Review the lines that follow and copy each one that contains the word "заявления".

Data entries
|---|

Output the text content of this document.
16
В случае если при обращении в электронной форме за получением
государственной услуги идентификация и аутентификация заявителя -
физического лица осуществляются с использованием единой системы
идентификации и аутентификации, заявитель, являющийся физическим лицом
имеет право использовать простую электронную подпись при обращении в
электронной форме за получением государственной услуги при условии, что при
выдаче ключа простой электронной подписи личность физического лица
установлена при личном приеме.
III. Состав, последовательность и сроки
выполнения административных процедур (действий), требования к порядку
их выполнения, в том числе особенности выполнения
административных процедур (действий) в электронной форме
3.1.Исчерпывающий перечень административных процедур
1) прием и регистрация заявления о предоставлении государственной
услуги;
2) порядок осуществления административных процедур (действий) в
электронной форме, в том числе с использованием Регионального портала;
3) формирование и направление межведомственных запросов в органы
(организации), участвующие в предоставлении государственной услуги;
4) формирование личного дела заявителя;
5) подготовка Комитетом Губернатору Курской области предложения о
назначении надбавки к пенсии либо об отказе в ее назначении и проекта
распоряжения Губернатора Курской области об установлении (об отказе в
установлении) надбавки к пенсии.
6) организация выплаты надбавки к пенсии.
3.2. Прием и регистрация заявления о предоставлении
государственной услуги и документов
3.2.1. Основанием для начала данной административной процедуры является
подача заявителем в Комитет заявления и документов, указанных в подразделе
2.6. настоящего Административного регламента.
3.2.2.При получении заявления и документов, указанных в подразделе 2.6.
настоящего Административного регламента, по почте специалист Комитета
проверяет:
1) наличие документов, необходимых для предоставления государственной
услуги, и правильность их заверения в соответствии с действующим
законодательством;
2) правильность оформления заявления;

|---|

Solution
1) прием и регистрация заявления о предоставлении государственной
3.2. Прием и регистрация заявления о предоставлении
подача заявителем в Комитет заявления и документов, указанных в подразделе
3.2.2.При получении заявления и документов, указанных в подразделе 2.6.
2) правильность оформления заявления;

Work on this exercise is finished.